>> Start RAW RECORDS

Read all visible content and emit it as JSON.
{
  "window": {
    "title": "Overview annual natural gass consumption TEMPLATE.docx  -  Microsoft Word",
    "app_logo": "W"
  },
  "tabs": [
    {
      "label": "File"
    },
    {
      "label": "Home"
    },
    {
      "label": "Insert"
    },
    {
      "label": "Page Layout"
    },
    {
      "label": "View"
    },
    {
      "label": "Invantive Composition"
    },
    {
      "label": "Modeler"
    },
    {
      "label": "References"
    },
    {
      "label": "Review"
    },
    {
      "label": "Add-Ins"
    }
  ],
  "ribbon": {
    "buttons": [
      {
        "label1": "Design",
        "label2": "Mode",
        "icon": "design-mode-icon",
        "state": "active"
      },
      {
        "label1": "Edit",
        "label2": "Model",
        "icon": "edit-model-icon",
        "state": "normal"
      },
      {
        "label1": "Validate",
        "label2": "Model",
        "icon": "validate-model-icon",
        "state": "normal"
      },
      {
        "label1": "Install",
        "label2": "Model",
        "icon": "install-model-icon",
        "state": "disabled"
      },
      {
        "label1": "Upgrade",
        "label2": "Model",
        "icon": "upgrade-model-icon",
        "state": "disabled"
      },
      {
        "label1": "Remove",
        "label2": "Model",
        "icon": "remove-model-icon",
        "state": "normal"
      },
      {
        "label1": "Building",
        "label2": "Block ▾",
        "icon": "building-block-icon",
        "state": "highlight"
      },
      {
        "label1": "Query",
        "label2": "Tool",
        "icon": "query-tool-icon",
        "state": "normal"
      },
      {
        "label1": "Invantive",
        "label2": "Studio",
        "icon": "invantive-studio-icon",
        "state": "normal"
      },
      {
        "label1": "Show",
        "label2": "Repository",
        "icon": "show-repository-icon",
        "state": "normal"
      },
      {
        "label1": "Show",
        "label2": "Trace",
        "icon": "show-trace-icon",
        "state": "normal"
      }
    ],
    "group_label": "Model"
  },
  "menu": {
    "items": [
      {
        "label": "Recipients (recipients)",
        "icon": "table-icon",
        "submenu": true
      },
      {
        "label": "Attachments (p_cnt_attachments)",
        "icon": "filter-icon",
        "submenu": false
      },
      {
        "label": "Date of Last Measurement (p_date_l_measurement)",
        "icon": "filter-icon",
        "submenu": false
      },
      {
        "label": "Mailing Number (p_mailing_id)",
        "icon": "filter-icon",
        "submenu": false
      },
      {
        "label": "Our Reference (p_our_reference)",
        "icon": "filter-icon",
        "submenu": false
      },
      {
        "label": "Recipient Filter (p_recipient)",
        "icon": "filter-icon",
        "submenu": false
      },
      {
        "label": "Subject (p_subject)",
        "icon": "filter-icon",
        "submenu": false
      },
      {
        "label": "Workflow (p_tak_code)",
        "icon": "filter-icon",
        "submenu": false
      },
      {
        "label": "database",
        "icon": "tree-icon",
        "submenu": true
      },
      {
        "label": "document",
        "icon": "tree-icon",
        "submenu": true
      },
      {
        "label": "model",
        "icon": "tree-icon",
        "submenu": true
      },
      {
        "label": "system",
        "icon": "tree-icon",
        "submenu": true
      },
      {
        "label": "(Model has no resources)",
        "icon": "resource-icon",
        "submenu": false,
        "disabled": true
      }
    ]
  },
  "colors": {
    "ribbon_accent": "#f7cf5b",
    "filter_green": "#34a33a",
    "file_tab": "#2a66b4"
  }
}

>> End RAW RECORDS

**TASK INSTRUCTIONS**
Would you restate each of the entries word for word?

**RESPONSE BELOW**
Read all visible content and emit it as JSON.
{
  "window": {
    "title": "Overview annual natural gass consumption TEMPLATE.docx  -  Microsoft Word",
    "app_logo": "W"
  },
  "tabs": [
    {
      "label": "File"
    },
    {
      "label": "Home"
    },
    {
      "label": "Insert"
    },
    {
      "label": "Page Layout"
    },
    {
      "label": "View"
    },
    {
      "label": "Invantive Composition"
    },
    {
      "label": "Modeler"
    },
    {
      "label": "References"
    },
    {
      "label": "Review"
    },
    {
      "label": "Add-Ins"
    }
  ],
  "ribbon": {
    "buttons": [
      {
        "label1": "Design",
        "label2": "Mode",
        "icon": "design-mode-icon",
        "state": "active"
      },
      {
        "label1": "Edit",
        "label2": "Model",
        "icon": "edit-model-icon",
        "state": "normal"
      },
      {
        "label1": "Validate",
        "label2": "Model",
        "icon": "validate-model-icon",
        "state": "normal"
      },
      {
        "label1": "Install",
        "label2": "Model",
        "icon": "install-model-icon",
        "state": "disabled"
      },
      {
        "label1": "Upgrade",
        "label2": "Model",
        "icon": "upgrade-model-icon",
        "state": "disabled"
      },
      {
        "label1": "Remove",
        "label2": "Model",
        "icon": "remove-model-icon",
        "state": "normal"
      },
      {
        "label1": "Building",
        "label2": "Block ▾",
        "icon": "building-block-icon",
        "state": "highlight"
      },
      {
        "label1": "Query",
        "label2": "Tool",
        "icon": "query-tool-icon",
        "state": "normal"
      },
      {
        "label1": "Invantive",
        "label2": "Studio",
        "icon": "invantive-studio-icon",
        "state": "normal"
      },
      {
        "label1": "Show",
        "label2": "Repository",
        "icon": "show-repository-icon",
        "state": "normal"
      },
      {
        "label1": "Show",
        "label2": "Trace",
        "icon": "show-trace-icon",
        "state": "normal"
      }
    ],
    "group_label": "Model"
  },
  "menu": {
    "items": [
      {
        "label": "Recipients (recipients)",
        "icon": "table-icon",
        "submenu": true
      },
      {
        "label": "Attachments (p_cnt_attachments)",
        "icon": "filter-icon",
        "submenu": false
      },
      {
        "label": "Date of Last Measurement (p_date_l_measurement)",
        "icon": "filter-icon",
        "submenu": false
      },
      {
        "label": "Mailing Number (p_mailing_id)",
        "icon": "filter-icon",
        "submenu": false
      },
      {
        "label": "Our Reference (p_our_reference)",
        "icon": "filter-icon",
        "submenu": false
      },
      {
        "label": "Recipient Filter (p_recipient)",
        "icon": "filter-icon",
        "submenu": false
      },
      {
        "label": "Subject (p_subject)",
        "icon": "filter-icon",
        "submenu": false
      },
      {
        "label": "Workflow (p_tak_code)",
        "icon": "filter-icon",
        "submenu": false
      },
      {
        "label": "database",
        "icon": "tree-icon",
        "submenu": true
      },
      {
        "label": "document",
        "icon": "tree-icon",
        "submenu": true
      },
      {
        "label": "model",
        "icon": "tree-icon",
        "submenu": true
      },
      {
        "label": "system",
        "icon": "tree-icon",
        "submenu": true
      },
      {
        "label": "(Model has no resources)",
        "icon": "resource-icon",
        "submenu": false,
        "disabled": true
      }
    ]
  },
  "colors": {
    "ribbon_accent": "#f7cf5b",
    "filter_green": "#34a33a",
    "file_tab": "#2a66b4"
  }
}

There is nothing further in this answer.